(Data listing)

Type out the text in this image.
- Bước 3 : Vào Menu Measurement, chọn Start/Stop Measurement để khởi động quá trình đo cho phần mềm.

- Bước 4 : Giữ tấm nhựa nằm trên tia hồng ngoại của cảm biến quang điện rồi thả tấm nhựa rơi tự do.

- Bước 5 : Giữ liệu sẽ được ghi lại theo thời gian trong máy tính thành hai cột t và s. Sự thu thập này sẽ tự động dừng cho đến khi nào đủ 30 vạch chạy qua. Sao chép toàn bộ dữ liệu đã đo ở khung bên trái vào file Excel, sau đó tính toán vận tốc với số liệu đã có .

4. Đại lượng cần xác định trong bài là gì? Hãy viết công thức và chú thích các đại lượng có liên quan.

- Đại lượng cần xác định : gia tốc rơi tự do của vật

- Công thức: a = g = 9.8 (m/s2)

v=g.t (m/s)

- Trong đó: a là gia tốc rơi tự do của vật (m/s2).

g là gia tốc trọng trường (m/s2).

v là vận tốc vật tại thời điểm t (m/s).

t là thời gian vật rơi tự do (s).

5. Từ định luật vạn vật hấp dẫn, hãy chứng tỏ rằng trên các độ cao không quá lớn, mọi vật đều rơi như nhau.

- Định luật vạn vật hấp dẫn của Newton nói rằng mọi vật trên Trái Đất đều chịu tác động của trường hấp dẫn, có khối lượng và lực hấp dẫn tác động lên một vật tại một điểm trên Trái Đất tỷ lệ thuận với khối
...
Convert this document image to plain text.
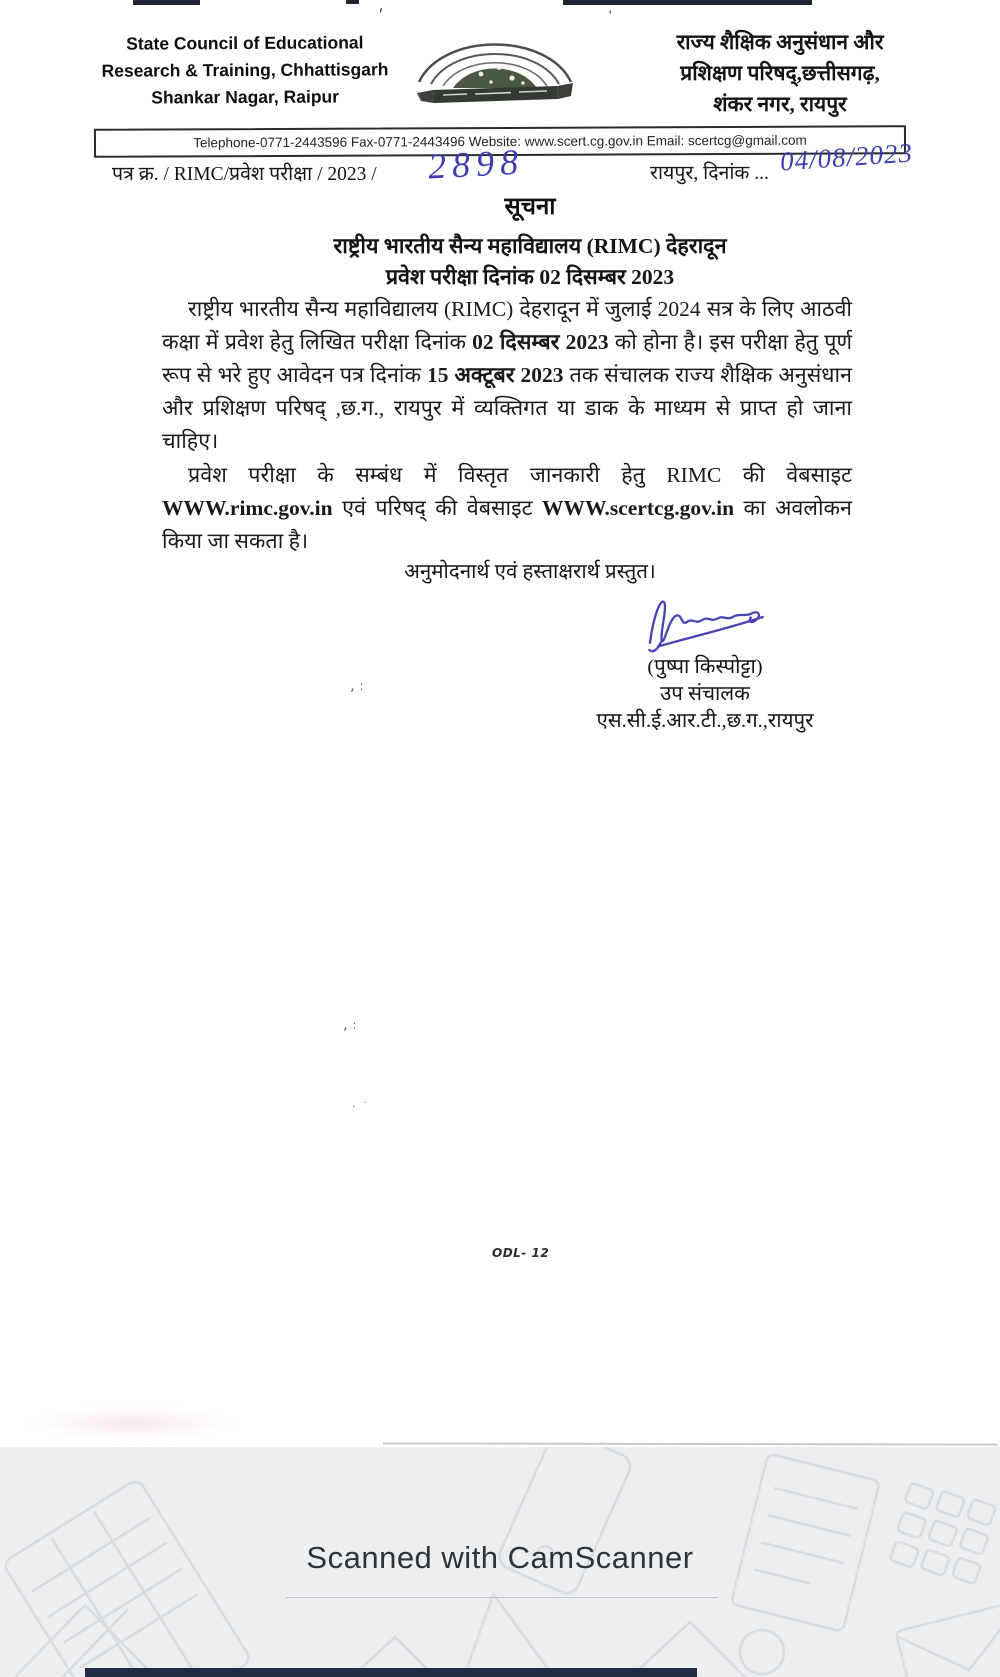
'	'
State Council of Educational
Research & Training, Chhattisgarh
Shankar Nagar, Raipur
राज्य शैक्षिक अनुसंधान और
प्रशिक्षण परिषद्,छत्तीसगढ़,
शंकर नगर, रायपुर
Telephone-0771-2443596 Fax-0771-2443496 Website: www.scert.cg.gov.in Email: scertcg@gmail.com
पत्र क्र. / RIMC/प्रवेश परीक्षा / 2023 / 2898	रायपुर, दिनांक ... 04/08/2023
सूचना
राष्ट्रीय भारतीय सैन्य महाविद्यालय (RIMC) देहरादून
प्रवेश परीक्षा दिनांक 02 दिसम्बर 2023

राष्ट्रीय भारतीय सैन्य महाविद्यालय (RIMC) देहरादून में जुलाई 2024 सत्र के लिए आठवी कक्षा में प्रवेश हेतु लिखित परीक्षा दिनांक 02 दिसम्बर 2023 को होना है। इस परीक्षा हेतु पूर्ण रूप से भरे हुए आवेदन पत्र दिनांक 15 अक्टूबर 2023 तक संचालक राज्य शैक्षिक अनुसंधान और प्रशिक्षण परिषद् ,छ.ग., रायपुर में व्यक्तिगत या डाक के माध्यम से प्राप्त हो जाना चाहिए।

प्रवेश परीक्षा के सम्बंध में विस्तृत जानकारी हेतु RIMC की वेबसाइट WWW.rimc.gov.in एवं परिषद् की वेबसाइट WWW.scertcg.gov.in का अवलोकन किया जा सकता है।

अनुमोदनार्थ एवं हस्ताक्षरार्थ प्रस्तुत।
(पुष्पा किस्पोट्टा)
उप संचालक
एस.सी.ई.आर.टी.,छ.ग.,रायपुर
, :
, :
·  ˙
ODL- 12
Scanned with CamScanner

#### Exercise instructions:
Copy each line that contains the word "điểm".

#### Solution for this exercise:
v là vận tốc vật tại thời điểm t (m/s).
- Định luật vạn vật hấp dẫn của Newton nói rằng mọi vật trên Trái Đất đều chịu tác động của trường hấp dẫn, có khối lượng và lực hấp dẫn tác động lên một vật tại một điểm trên Trái Đất tỷ lệ thuận với khối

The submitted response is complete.